• Texto proporcionado
##############################

Por esta razón, enumeró algunos mitos y verdades que ayudan a despejar todo tipo de dudas.

¿El sol en exceso puede provocar cáncer de piel? ¡Verdadero! La exposición crónica  o las exposiciones agudas con quemaduras pueden causarlo años o décadas después.

¿El bronceado protege la piel del sol? ¡Falso! El bronceado se produce después de que el sol dañó la piel. El color de piel propio de las razas de piel más oscuras es más efectivo. Muchas personas que tienen cáncer de piel han vivido muchos años al sol y supuestamente tenían la piel “curtida”. Lamentablemente no es así.

¿Se debe cambiar el factor de protección a medida que la piel se tuesta? ¡Falso! La protección tiene que ser siempre la misma. El objetivo es tomar un bronceado muy leve. Bronceado intenso es sinónimo de daño.

¿Las quemaduras solares durante la infancia y adolescencia aumentan el riesgo de padecer melanoma maligno? ¡Verdadero! Después de una quemadura solar la piel necesita unos quince días para curar las ampollas y meses para volver a exponer la zona sin volver a irritarse. Pueden además dejar manchas parduscas que parecen pecas, pero no se van, como testigo de la quemadura. Pero el daño ocasionado puede manifestarse muchos años después. Por eso evitarlas  es de enorme importancia en la prevención.

¿Los chicos tienen que cuidarse más que los adultos? ¡Falso! A cualquier edad el sol provoca daño sobre la piel. En general, los consejos de foto- protección son iguales a cualquier edad. En los menores de dos años hay que utilizar cremas protectoras sólo en pequeñas áreas y en los menores de 6 meses no hay que usarlos.

¿Las camas solares pueden provocar cáncer de piel? ¡Verdadero! El bronceado provocado por los rayos ultravioletas que emiten las camas solares pueden causarlo. Los usuarios de este método tienen riesgo bastante aumentado.

¿Las cremas autobronceantes no son dañinas? ¡Verdadero! Son productos que producen un cambio en la capa superficial de la piel que da apariencia de bronceado. Pero no lo es ni representa ningún riesgo. Y por eso tampoco otorga esa mínima protección contra el enrojecimiento que da el bronceado (equivalente a un factor de protección 2-4)

¿En los días nublados no hace falta protegerse? ¡Falso! Algunos rayos ultravioletas tienen energía suficiente para atravesar las nubes y tener efecto sobre la piel. Por eso no hay que descuidarse los días nublados o con resolana.

##############################

• Registros

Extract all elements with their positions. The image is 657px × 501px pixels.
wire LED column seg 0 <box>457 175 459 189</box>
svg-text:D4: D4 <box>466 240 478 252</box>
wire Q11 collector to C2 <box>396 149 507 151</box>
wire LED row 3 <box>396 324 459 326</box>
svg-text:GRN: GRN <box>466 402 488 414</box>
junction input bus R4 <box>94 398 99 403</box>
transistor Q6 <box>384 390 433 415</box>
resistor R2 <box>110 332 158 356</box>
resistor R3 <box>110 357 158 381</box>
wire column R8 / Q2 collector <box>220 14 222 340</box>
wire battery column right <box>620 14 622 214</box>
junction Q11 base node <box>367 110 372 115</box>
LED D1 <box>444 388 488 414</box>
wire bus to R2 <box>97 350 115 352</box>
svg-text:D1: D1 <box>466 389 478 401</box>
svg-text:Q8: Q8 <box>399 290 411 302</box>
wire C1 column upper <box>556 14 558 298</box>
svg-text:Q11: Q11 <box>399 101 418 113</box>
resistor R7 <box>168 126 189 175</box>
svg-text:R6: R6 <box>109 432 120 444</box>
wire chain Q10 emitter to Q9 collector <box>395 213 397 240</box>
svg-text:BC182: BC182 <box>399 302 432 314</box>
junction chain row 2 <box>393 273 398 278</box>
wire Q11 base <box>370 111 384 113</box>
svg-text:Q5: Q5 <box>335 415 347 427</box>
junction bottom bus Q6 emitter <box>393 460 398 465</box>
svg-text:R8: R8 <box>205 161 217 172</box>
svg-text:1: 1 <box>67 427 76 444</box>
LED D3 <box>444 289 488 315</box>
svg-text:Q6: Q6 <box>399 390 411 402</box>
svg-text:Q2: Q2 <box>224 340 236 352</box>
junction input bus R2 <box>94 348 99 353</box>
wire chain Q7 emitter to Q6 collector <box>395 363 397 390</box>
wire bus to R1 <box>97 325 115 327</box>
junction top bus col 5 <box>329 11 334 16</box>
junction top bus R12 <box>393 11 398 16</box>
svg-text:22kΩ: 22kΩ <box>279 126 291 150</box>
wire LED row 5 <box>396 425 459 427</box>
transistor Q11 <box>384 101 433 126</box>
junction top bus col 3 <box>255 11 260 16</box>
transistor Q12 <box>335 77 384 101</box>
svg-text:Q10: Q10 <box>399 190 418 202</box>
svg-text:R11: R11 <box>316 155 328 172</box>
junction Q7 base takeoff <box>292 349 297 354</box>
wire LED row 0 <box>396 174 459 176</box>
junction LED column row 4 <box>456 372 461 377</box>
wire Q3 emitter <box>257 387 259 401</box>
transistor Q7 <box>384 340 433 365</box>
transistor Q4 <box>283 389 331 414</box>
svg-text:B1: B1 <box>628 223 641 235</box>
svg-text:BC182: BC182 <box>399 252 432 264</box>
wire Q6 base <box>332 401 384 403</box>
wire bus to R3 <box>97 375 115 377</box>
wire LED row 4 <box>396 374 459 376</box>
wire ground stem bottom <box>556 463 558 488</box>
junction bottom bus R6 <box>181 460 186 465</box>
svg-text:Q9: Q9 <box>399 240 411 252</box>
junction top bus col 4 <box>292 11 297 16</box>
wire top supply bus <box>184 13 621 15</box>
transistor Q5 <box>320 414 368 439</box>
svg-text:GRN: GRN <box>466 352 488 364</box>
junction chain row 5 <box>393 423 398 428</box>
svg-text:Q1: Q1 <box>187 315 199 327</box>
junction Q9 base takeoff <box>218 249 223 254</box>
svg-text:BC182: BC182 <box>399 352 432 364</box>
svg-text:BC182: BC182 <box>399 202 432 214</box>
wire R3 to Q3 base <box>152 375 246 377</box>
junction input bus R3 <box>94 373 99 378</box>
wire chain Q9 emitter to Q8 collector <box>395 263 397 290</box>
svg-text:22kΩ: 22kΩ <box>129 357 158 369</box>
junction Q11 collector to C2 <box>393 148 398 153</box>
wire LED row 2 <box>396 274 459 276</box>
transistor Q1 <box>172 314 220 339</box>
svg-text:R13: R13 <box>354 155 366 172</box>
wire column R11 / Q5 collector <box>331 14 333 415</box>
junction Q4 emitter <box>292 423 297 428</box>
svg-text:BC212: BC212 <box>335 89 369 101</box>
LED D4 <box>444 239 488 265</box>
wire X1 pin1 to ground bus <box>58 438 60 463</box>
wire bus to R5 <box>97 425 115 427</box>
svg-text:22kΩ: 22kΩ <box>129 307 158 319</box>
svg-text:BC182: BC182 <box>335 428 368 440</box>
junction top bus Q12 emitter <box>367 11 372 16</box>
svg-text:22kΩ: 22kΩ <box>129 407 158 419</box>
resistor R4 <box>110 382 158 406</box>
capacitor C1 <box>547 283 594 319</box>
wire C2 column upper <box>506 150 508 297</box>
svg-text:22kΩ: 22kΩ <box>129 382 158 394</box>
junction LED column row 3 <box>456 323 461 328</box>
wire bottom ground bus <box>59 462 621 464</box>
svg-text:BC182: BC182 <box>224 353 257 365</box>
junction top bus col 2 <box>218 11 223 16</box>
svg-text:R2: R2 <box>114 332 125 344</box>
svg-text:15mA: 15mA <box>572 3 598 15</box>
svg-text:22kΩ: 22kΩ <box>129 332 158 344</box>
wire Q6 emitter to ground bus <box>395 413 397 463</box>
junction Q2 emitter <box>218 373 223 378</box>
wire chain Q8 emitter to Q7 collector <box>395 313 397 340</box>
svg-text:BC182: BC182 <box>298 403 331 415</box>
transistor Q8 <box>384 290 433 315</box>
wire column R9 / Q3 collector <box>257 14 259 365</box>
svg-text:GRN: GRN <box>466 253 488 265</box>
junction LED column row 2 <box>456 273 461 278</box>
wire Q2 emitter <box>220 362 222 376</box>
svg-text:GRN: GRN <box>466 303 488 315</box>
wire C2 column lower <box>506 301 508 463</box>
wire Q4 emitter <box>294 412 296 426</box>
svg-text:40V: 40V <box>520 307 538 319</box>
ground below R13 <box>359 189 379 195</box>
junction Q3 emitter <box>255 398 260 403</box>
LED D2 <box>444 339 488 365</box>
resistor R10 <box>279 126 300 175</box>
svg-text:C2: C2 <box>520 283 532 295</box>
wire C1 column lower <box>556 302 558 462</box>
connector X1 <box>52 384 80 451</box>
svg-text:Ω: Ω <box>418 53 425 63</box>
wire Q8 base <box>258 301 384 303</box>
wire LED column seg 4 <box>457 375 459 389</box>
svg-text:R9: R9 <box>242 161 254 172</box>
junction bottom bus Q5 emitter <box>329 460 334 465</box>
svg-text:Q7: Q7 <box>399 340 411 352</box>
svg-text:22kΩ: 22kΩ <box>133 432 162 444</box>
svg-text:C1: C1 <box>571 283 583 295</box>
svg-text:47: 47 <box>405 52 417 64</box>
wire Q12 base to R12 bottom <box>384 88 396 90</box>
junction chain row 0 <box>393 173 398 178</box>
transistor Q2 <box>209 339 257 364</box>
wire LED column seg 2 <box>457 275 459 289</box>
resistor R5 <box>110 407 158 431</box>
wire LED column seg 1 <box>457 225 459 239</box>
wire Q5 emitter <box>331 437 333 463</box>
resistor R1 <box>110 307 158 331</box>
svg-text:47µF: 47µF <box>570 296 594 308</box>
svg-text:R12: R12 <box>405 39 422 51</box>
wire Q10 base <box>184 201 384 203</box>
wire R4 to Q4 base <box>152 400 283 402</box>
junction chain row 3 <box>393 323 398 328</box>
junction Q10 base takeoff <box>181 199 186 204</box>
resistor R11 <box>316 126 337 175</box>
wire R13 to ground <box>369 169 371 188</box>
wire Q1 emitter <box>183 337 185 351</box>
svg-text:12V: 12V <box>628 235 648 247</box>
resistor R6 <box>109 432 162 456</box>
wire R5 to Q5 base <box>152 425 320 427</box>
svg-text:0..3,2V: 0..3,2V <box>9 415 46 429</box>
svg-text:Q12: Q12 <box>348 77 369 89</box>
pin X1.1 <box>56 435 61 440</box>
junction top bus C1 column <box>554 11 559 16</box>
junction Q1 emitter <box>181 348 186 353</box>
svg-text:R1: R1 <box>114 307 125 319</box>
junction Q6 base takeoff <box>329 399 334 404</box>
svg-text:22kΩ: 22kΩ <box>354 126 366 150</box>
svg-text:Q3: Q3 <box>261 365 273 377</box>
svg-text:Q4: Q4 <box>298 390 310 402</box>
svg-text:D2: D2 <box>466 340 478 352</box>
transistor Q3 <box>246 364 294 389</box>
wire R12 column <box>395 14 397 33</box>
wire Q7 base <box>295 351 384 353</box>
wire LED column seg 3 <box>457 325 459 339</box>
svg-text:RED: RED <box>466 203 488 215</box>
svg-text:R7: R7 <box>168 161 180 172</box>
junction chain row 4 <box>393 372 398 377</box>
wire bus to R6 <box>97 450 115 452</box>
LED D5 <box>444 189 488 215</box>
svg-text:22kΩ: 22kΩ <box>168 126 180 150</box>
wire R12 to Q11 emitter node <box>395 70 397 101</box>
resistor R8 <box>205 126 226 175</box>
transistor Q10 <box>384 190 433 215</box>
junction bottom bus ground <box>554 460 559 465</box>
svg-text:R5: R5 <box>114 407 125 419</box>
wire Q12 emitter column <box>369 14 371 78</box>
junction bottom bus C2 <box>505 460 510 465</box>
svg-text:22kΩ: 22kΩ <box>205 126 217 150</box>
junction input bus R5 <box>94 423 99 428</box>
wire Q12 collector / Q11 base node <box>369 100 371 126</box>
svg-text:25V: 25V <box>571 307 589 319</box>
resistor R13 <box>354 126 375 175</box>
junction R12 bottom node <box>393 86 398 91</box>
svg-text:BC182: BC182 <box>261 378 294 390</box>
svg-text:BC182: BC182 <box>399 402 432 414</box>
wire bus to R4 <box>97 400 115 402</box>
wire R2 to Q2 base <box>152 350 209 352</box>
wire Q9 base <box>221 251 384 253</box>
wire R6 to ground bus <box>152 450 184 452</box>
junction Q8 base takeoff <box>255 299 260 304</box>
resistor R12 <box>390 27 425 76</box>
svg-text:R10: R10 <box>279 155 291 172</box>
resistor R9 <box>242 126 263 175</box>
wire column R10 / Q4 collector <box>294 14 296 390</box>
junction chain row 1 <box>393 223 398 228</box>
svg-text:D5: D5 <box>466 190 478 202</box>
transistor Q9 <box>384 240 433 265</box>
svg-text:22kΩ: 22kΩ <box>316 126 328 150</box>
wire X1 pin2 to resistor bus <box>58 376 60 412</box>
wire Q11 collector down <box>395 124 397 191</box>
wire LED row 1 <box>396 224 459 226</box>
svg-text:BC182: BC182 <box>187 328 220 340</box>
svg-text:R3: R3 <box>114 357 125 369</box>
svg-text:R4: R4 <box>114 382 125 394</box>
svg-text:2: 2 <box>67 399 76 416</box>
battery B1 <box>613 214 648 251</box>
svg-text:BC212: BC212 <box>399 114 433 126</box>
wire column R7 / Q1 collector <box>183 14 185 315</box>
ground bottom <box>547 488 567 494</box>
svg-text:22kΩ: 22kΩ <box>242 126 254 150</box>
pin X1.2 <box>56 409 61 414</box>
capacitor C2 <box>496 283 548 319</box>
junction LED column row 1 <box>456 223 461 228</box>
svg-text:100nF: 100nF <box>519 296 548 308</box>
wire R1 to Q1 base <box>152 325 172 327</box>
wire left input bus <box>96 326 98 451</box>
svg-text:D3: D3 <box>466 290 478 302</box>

##############################

• Instrucciones
A - Responda brevemente estas preguntas sobre el texto acerca de la exposición al sol:
(i) Después de una quemadura solar, ¿cuánto tarda la piel en curar las ampollas?
(ii) ¿A qué factor de protección equivale la mínima protección contra el enrojecimiento que da el bronceado?
(iii) ¿A qué niños no se les deben aplicar cremas protectoras?
B - Indique si cada afirmación concuerda con el texto sobre la exposición al sol. Cite las palabras que lo deciden.
(i) Un bronceado intenso indica que la piel sufrió daño.
(ii) Conviene aumentar el factor de protección a medida que la piel se tuesta.
(iii) Las cremas autobronceantes ofrecen cierta protección contra el enrojecimiento.
C - Reproduzca el fragmento del texto sobre la exposición al sol que empieza con "Por esta razón, enumeró" y llega hasta "sinónimo de daño.".

• Soluciones
A -
(i) Unos quince días.
(ii) A un factor de protección 2-4.
(iii) A los menores de 6 meses.

B -
(i) Sí: «Bronceado intenso es sinónimo de daño.»
(ii) No: «La protección tiene que ser siempre la misma.»
(iii) No: «tampoco otorga esa mínima protección contra el enrojecimiento que da el bronceado»

C -
Por esta razón, enumeró algunos mitos y verdades que ayudan a despejar todo tipo de dudas.

¿El sol en exceso puede provocar cáncer de piel? ¡Verdadero! La exposición crónica  o las exposiciones agudas con quemaduras pueden causarlo años o décadas después.

¿El bronceado protege la piel del sol? ¡Falso! El bronceado se produce después de que el sol dañó la piel. El color de piel propio de las razas de piel más oscuras es más efectivo. Muchas personas que tienen cáncer de piel han vivido muchos años al sol y supuestamente tenían la piel “curtida”. Lamentablemente no es así.

¿Se debe cambiar el factor de protección a medida que la piel se tuesta? ¡Falso! La protección tiene que ser siempre la misma. El objetivo es tomar un bronceado muy leve. Bronceado intenso es sinónimo de daño.